— BEGIN RECORDS —

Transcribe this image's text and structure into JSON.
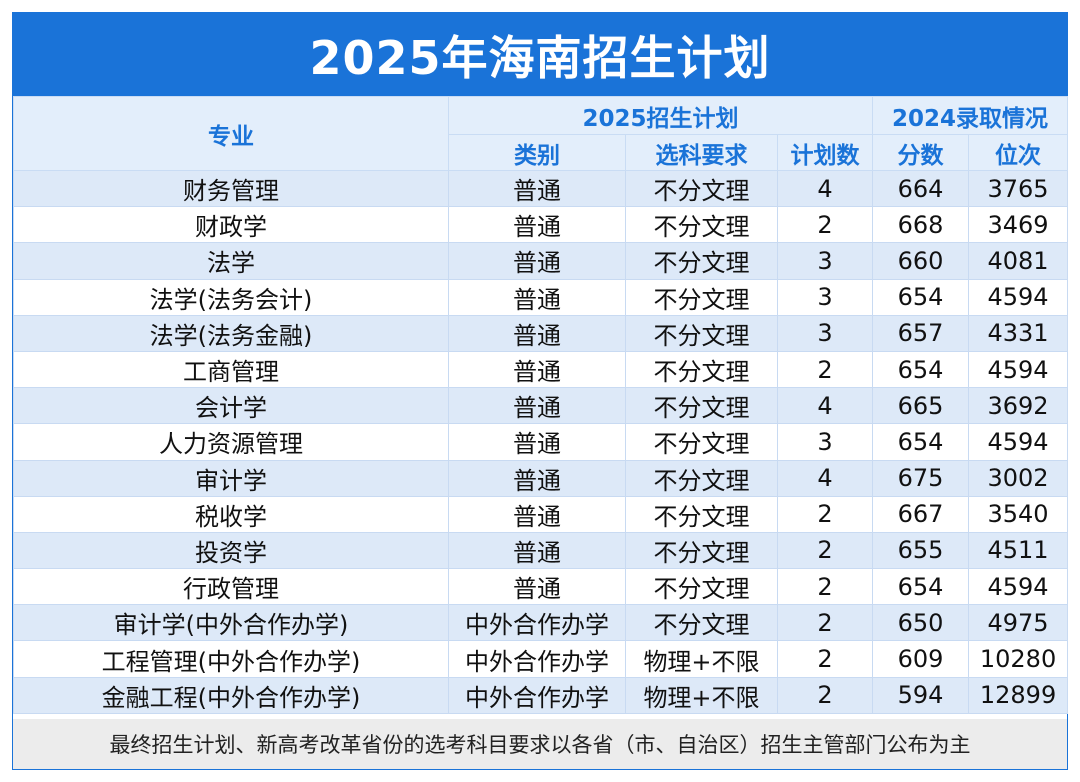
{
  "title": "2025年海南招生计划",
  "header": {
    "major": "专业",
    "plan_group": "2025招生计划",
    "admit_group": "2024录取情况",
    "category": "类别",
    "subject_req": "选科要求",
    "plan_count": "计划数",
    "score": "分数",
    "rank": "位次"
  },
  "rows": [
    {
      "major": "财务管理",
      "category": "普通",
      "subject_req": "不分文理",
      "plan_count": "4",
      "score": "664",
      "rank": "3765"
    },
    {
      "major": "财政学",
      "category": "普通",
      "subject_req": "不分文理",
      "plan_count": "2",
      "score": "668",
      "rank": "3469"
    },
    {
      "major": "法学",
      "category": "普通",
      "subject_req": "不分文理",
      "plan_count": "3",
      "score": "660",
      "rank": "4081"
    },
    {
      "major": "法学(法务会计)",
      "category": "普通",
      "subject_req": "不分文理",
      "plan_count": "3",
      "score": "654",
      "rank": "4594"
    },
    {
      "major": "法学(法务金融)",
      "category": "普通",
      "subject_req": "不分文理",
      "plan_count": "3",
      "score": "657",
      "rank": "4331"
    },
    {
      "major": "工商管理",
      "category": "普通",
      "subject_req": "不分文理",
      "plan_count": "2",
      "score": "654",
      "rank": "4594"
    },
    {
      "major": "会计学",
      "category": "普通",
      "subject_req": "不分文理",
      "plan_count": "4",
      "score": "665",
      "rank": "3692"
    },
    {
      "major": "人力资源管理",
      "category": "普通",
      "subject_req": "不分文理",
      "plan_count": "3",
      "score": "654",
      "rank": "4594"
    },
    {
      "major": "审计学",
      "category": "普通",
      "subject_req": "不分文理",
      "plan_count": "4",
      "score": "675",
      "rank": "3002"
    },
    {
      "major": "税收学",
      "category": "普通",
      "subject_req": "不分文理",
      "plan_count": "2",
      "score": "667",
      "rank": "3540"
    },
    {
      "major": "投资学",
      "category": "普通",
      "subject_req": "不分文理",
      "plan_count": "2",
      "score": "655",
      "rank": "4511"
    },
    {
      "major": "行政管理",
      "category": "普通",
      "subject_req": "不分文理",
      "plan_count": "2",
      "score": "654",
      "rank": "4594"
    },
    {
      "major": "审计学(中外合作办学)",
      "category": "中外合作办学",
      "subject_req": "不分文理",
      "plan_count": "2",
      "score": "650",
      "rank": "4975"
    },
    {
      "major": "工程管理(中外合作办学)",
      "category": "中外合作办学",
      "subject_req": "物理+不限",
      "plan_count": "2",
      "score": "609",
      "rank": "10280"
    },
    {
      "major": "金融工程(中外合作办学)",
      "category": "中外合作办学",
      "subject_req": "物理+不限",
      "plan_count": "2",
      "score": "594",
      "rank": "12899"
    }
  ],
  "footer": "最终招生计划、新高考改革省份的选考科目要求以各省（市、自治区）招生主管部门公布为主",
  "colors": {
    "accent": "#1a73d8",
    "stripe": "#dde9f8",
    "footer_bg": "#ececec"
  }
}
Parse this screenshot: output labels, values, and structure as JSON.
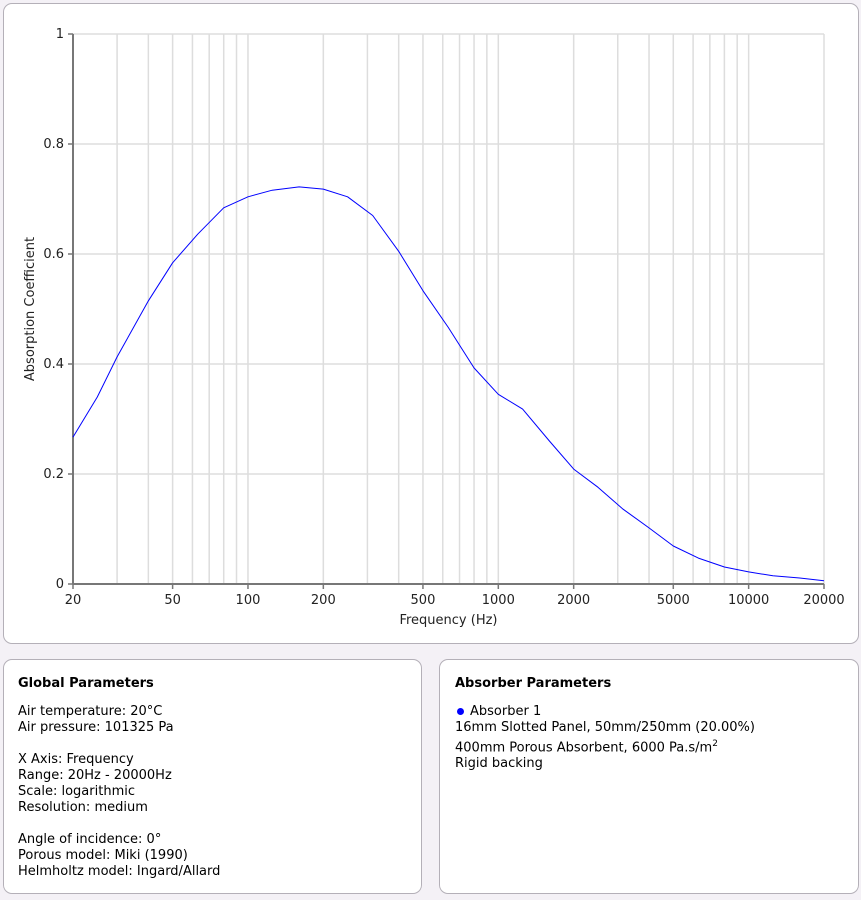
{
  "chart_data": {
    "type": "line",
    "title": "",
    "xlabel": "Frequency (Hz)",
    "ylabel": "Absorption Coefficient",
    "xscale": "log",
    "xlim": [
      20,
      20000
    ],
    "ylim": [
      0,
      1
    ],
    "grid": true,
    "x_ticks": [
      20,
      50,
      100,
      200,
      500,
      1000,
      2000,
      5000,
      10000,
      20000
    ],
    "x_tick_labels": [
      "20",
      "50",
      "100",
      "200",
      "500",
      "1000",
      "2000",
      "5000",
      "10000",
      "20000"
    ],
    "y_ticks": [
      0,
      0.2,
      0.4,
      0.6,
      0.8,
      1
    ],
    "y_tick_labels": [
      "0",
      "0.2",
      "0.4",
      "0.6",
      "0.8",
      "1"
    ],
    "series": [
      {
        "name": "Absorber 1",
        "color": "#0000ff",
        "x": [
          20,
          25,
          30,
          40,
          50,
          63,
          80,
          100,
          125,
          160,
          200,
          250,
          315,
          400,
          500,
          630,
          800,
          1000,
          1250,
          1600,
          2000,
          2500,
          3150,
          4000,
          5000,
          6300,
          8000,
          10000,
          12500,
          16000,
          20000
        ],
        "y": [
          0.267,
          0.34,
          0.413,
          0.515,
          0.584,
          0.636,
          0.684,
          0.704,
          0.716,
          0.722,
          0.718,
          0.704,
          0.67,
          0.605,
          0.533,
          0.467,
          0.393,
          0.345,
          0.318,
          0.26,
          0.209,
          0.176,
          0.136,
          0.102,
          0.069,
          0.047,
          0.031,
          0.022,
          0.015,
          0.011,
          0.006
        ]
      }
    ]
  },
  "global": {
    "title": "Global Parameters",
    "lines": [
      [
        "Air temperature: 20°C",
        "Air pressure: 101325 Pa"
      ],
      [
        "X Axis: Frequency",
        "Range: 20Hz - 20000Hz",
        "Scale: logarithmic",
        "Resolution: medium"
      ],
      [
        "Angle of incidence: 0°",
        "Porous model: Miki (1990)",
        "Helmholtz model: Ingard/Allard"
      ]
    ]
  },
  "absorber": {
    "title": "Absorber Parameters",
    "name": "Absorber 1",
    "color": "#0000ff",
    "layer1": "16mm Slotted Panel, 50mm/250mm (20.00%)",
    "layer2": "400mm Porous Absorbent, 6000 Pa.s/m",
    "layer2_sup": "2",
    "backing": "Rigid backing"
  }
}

— END RECORDS —
— BEGIN RECORDS —

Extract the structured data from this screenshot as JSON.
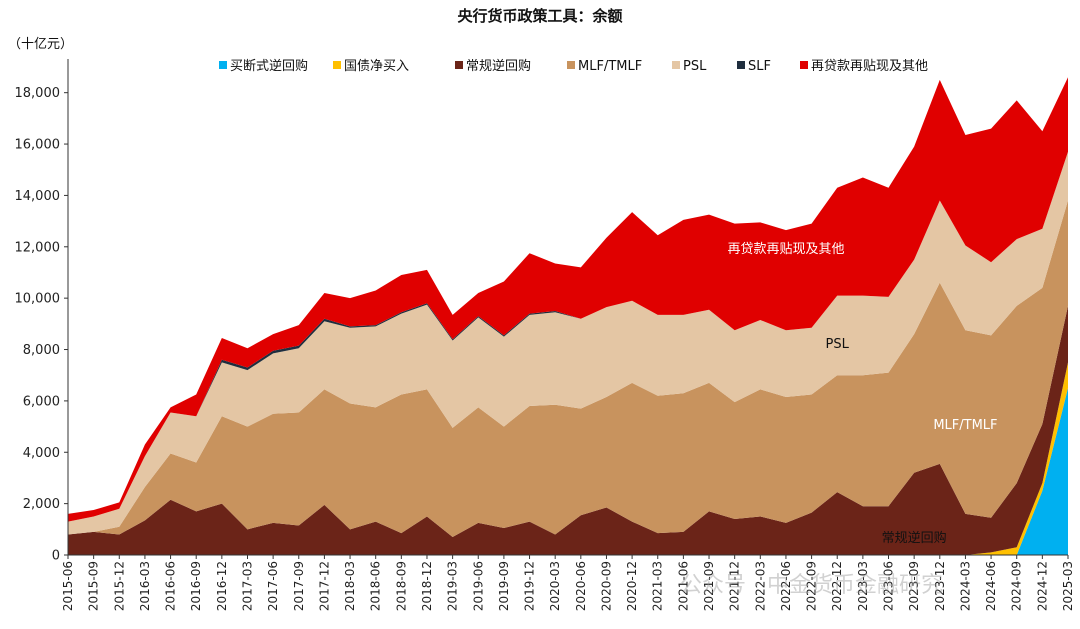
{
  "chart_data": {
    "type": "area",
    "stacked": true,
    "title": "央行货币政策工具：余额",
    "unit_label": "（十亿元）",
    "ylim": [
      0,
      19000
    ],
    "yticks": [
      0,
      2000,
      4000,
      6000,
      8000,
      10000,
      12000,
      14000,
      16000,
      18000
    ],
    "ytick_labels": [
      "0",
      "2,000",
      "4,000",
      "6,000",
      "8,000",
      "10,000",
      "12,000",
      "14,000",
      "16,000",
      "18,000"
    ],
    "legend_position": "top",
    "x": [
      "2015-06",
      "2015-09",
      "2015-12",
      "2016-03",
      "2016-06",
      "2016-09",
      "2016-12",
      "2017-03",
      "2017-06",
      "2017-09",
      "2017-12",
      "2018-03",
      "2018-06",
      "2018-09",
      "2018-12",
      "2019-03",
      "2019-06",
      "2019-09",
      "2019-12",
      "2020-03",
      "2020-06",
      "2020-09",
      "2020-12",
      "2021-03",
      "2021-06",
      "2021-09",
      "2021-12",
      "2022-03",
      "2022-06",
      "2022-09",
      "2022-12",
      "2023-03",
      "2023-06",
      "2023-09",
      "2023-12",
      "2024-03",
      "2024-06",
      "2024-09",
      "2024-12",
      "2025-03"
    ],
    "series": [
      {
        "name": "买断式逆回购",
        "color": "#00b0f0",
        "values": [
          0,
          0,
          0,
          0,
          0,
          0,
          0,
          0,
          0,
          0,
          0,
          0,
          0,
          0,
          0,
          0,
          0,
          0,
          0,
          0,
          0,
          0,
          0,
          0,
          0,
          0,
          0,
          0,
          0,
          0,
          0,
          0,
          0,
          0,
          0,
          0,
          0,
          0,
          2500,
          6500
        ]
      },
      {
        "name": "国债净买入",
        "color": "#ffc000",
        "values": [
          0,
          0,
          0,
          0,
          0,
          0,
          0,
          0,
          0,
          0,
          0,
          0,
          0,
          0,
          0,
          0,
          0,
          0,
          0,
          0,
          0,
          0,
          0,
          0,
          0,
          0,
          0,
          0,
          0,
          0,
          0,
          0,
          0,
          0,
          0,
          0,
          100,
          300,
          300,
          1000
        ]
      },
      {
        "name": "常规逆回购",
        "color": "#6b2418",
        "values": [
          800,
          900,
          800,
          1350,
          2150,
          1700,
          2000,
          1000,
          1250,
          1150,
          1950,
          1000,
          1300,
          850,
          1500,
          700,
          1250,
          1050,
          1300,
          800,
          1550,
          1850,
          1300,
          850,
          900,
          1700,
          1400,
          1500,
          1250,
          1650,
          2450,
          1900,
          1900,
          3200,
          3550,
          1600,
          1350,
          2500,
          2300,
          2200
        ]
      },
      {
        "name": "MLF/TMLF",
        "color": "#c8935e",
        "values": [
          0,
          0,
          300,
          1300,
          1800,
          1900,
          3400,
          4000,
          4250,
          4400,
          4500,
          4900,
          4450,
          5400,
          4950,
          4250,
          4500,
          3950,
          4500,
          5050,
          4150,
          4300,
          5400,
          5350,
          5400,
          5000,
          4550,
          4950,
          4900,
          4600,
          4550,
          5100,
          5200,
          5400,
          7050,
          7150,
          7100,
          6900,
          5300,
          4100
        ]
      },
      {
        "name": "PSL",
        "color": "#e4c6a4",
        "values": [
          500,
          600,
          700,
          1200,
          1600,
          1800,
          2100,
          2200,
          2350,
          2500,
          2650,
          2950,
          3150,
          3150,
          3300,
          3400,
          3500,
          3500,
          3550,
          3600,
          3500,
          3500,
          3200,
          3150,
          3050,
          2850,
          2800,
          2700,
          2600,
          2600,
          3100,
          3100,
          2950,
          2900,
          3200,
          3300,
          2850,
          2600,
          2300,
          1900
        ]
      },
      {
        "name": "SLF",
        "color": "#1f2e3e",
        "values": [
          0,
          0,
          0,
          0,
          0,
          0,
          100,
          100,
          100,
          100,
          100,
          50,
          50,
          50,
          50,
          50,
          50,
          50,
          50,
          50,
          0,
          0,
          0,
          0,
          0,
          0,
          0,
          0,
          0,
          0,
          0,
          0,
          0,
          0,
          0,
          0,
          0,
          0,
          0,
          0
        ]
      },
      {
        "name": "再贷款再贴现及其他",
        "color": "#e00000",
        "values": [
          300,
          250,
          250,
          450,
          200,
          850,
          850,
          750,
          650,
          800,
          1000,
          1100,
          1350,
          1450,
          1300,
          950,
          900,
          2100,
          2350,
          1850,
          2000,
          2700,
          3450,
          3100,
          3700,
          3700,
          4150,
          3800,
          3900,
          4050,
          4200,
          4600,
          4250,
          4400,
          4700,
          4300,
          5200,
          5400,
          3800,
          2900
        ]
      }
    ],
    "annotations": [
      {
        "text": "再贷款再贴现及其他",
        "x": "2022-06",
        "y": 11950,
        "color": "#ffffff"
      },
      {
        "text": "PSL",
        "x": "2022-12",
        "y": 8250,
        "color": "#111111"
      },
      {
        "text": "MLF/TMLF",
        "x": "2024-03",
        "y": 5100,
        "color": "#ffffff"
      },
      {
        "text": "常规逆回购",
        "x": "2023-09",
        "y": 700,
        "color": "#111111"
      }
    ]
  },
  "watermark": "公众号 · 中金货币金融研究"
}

— END RECORDS —

WHAT IS BEING ASKED - Look through the material above. Copy each line where the word "model" appears.

TASK ANSWER -
        "Porous model: Miki (1990)",
        "Helmholtz model: Ingard/Allard"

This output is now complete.